● SHORT PROBLEM
Count every line below in which "Personal" occurs, then give only the count.

Data listing:

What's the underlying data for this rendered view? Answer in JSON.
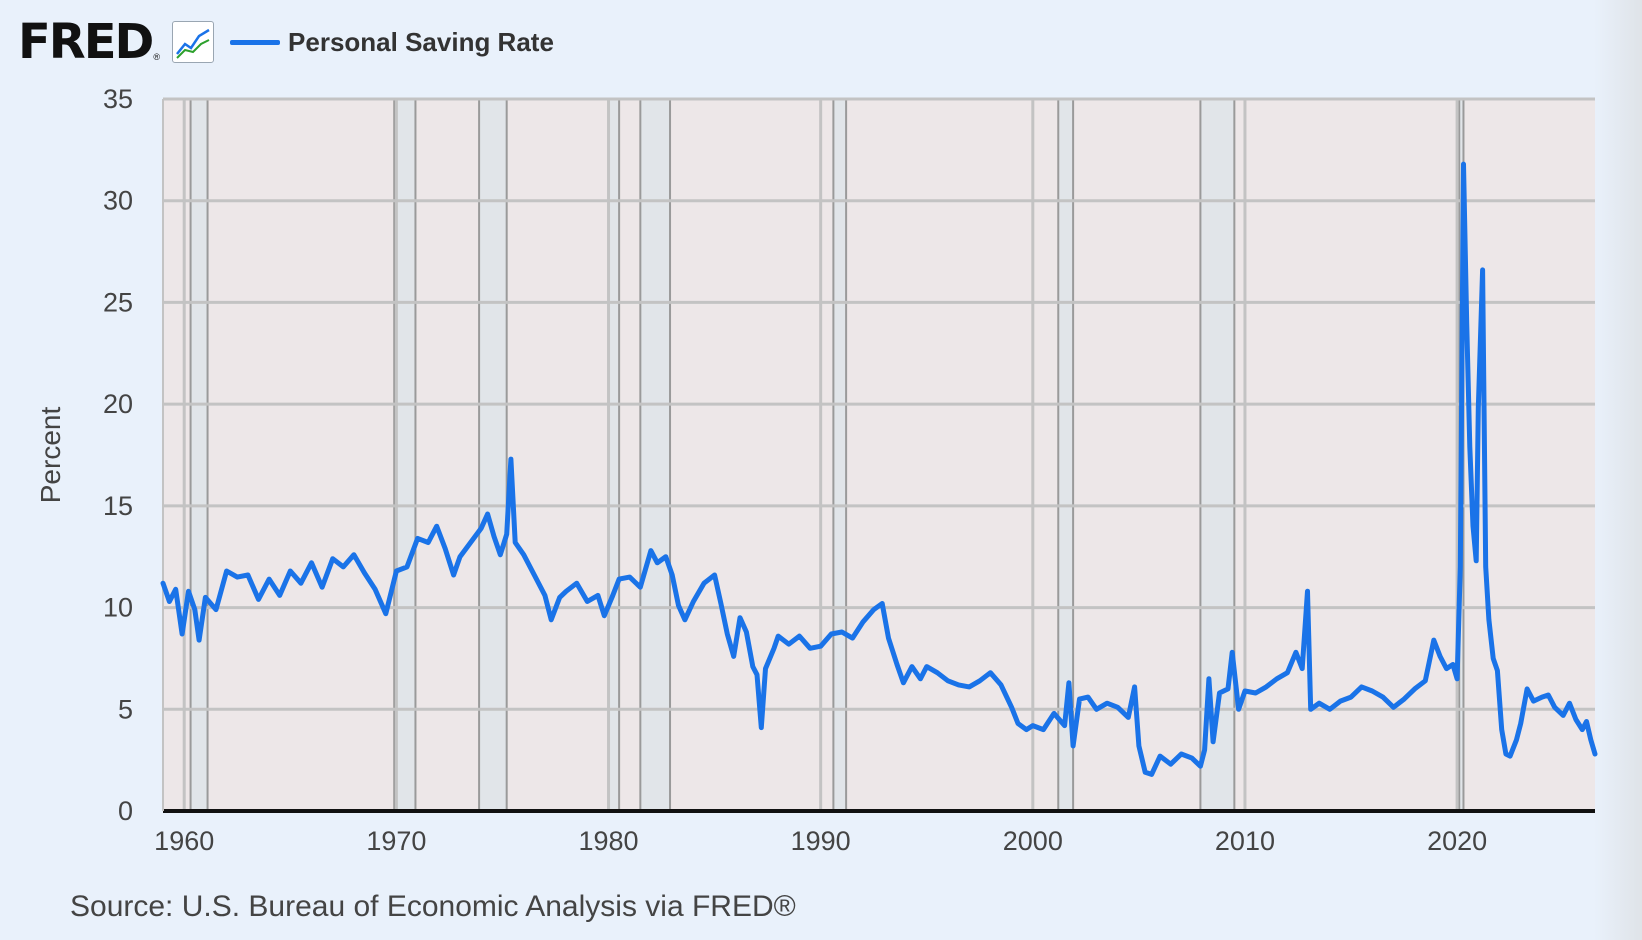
{
  "header": {
    "logo_text": "FRED",
    "logo_registered": "®",
    "logo_icon": "line-graph-icon",
    "legend_label": "Personal Saving Rate"
  },
  "colors": {
    "series": "#1a73e8",
    "plot_bg": "#ede7e8",
    "recession": "#e1e5e9",
    "page_bg": "#e9f1fb"
  },
  "source_text": "Source: U.S. Bureau of Economic Analysis via FRED®",
  "chart_data": {
    "type": "line",
    "ylabel": "Percent",
    "xlim": [
      1959.0,
      2026.5
    ],
    "ylim": [
      0,
      35
    ],
    "y_ticks": [
      0,
      5,
      10,
      15,
      20,
      25,
      30,
      35
    ],
    "x_ticks": [
      1960,
      1970,
      1980,
      1990,
      2000,
      2010,
      2020
    ],
    "grid": true,
    "legend_position": "top-left",
    "recessions": [
      [
        1960.3,
        1961.1
      ],
      [
        1969.9,
        1970.9
      ],
      [
        1973.9,
        1975.2
      ],
      [
        1980.0,
        1980.5
      ],
      [
        1981.5,
        1982.9
      ],
      [
        1990.6,
        1991.2
      ],
      [
        2001.2,
        2001.9
      ],
      [
        2007.9,
        2009.5
      ],
      [
        2020.1,
        2020.3
      ]
    ],
    "series": [
      {
        "name": "Personal Saving Rate",
        "points": [
          [
            1959.0,
            11.2
          ],
          [
            1959.3,
            10.3
          ],
          [
            1959.6,
            10.9
          ],
          [
            1959.9,
            8.7
          ],
          [
            1960.2,
            10.8
          ],
          [
            1960.5,
            9.9
          ],
          [
            1960.7,
            8.4
          ],
          [
            1961.0,
            10.5
          ],
          [
            1961.5,
            9.9
          ],
          [
            1962.0,
            11.8
          ],
          [
            1962.5,
            11.5
          ],
          [
            1963.0,
            11.6
          ],
          [
            1963.5,
            10.4
          ],
          [
            1964.0,
            11.4
          ],
          [
            1964.5,
            10.6
          ],
          [
            1965.0,
            11.8
          ],
          [
            1965.5,
            11.2
          ],
          [
            1966.0,
            12.2
          ],
          [
            1966.5,
            11.0
          ],
          [
            1967.0,
            12.4
          ],
          [
            1967.5,
            12.0
          ],
          [
            1968.0,
            12.6
          ],
          [
            1968.5,
            11.7
          ],
          [
            1969.0,
            10.9
          ],
          [
            1969.5,
            9.7
          ],
          [
            1970.0,
            11.8
          ],
          [
            1970.5,
            12.0
          ],
          [
            1971.0,
            13.4
          ],
          [
            1971.5,
            13.2
          ],
          [
            1971.9,
            14.0
          ],
          [
            1972.3,
            12.9
          ],
          [
            1972.7,
            11.6
          ],
          [
            1973.0,
            12.5
          ],
          [
            1973.5,
            13.2
          ],
          [
            1974.0,
            13.9
          ],
          [
            1974.3,
            14.6
          ],
          [
            1974.6,
            13.5
          ],
          [
            1974.9,
            12.6
          ],
          [
            1975.2,
            13.6
          ],
          [
            1975.4,
            17.3
          ],
          [
            1975.6,
            13.2
          ],
          [
            1976.0,
            12.6
          ],
          [
            1976.5,
            11.6
          ],
          [
            1977.0,
            10.6
          ],
          [
            1977.3,
            9.4
          ],
          [
            1977.7,
            10.5
          ],
          [
            1978.0,
            10.8
          ],
          [
            1978.5,
            11.2
          ],
          [
            1979.0,
            10.3
          ],
          [
            1979.5,
            10.6
          ],
          [
            1979.8,
            9.6
          ],
          [
            1980.2,
            10.6
          ],
          [
            1980.5,
            11.4
          ],
          [
            1981.0,
            11.5
          ],
          [
            1981.5,
            11.0
          ],
          [
            1982.0,
            12.8
          ],
          [
            1982.3,
            12.2
          ],
          [
            1982.7,
            12.5
          ],
          [
            1983.0,
            11.6
          ],
          [
            1983.3,
            10.1
          ],
          [
            1983.6,
            9.4
          ],
          [
            1984.0,
            10.3
          ],
          [
            1984.5,
            11.2
          ],
          [
            1985.0,
            11.6
          ],
          [
            1985.3,
            10.2
          ],
          [
            1985.6,
            8.7
          ],
          [
            1985.9,
            7.6
          ],
          [
            1986.2,
            9.5
          ],
          [
            1986.5,
            8.8
          ],
          [
            1986.8,
            7.1
          ],
          [
            1987.0,
            6.7
          ],
          [
            1987.2,
            4.1
          ],
          [
            1987.4,
            7.0
          ],
          [
            1987.8,
            8.0
          ],
          [
            1988.0,
            8.6
          ],
          [
            1988.5,
            8.2
          ],
          [
            1989.0,
            8.6
          ],
          [
            1989.5,
            8.0
          ],
          [
            1990.0,
            8.1
          ],
          [
            1990.5,
            8.7
          ],
          [
            1991.0,
            8.8
          ],
          [
            1991.5,
            8.5
          ],
          [
            1992.0,
            9.3
          ],
          [
            1992.5,
            9.9
          ],
          [
            1992.9,
            10.2
          ],
          [
            1993.2,
            8.5
          ],
          [
            1993.6,
            7.2
          ],
          [
            1993.9,
            6.3
          ],
          [
            1994.3,
            7.1
          ],
          [
            1994.7,
            6.5
          ],
          [
            1995.0,
            7.1
          ],
          [
            1995.5,
            6.8
          ],
          [
            1996.0,
            6.4
          ],
          [
            1996.5,
            6.2
          ],
          [
            1997.0,
            6.1
          ],
          [
            1997.5,
            6.4
          ],
          [
            1998.0,
            6.8
          ],
          [
            1998.5,
            6.2
          ],
          [
            1999.0,
            5.1
          ],
          [
            1999.3,
            4.3
          ],
          [
            1999.7,
            4.0
          ],
          [
            2000.0,
            4.2
          ],
          [
            2000.5,
            4.0
          ],
          [
            2001.0,
            4.8
          ],
          [
            2001.5,
            4.2
          ],
          [
            2001.7,
            6.3
          ],
          [
            2001.9,
            3.2
          ],
          [
            2002.2,
            5.5
          ],
          [
            2002.6,
            5.6
          ],
          [
            2003.0,
            5.0
          ],
          [
            2003.5,
            5.3
          ],
          [
            2004.0,
            5.1
          ],
          [
            2004.5,
            4.6
          ],
          [
            2004.8,
            6.1
          ],
          [
            2005.0,
            3.2
          ],
          [
            2005.3,
            1.9
          ],
          [
            2005.6,
            1.8
          ],
          [
            2006.0,
            2.7
          ],
          [
            2006.5,
            2.3
          ],
          [
            2007.0,
            2.8
          ],
          [
            2007.5,
            2.6
          ],
          [
            2007.9,
            2.2
          ],
          [
            2008.1,
            3.0
          ],
          [
            2008.3,
            6.5
          ],
          [
            2008.5,
            3.4
          ],
          [
            2008.8,
            5.8
          ],
          [
            2009.2,
            6.0
          ],
          [
            2009.4,
            7.8
          ],
          [
            2009.7,
            5.0
          ],
          [
            2010.0,
            5.9
          ],
          [
            2010.5,
            5.8
          ],
          [
            2011.0,
            6.1
          ],
          [
            2011.5,
            6.5
          ],
          [
            2012.0,
            6.8
          ],
          [
            2012.4,
            7.8
          ],
          [
            2012.7,
            7.0
          ],
          [
            2012.95,
            10.8
          ],
          [
            2013.1,
            5.0
          ],
          [
            2013.5,
            5.3
          ],
          [
            2014.0,
            5.0
          ],
          [
            2014.5,
            5.4
          ],
          [
            2015.0,
            5.6
          ],
          [
            2015.5,
            6.1
          ],
          [
            2016.0,
            5.9
          ],
          [
            2016.5,
            5.6
          ],
          [
            2017.0,
            5.1
          ],
          [
            2017.5,
            5.5
          ],
          [
            2018.0,
            6.0
          ],
          [
            2018.5,
            6.4
          ],
          [
            2018.9,
            8.4
          ],
          [
            2019.2,
            7.6
          ],
          [
            2019.5,
            7.0
          ],
          [
            2019.8,
            7.2
          ],
          [
            2020.0,
            6.5
          ],
          [
            2020.15,
            12.0
          ],
          [
            2020.3,
            31.8
          ],
          [
            2020.45,
            24.0
          ],
          [
            2020.6,
            17.9
          ],
          [
            2020.75,
            14.0
          ],
          [
            2020.9,
            12.3
          ],
          [
            2021.0,
            19.8
          ],
          [
            2021.2,
            26.6
          ],
          [
            2021.35,
            12.0
          ],
          [
            2021.5,
            9.4
          ],
          [
            2021.7,
            7.5
          ],
          [
            2021.9,
            6.9
          ],
          [
            2022.1,
            4.0
          ],
          [
            2022.3,
            2.8
          ],
          [
            2022.5,
            2.7
          ],
          [
            2022.8,
            3.5
          ],
          [
            2023.0,
            4.3
          ],
          [
            2023.3,
            6.0
          ],
          [
            2023.6,
            5.4
          ],
          [
            2024.0,
            5.6
          ],
          [
            2024.3,
            5.7
          ],
          [
            2024.6,
            5.1
          ],
          [
            2025.0,
            4.7
          ],
          [
            2025.3,
            5.3
          ],
          [
            2025.6,
            4.5
          ],
          [
            2025.9,
            4.0
          ],
          [
            2026.1,
            4.4
          ],
          [
            2026.3,
            3.5
          ],
          [
            2026.5,
            2.8
          ]
        ]
      }
    ]
  }
}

● FULL ANSWER
2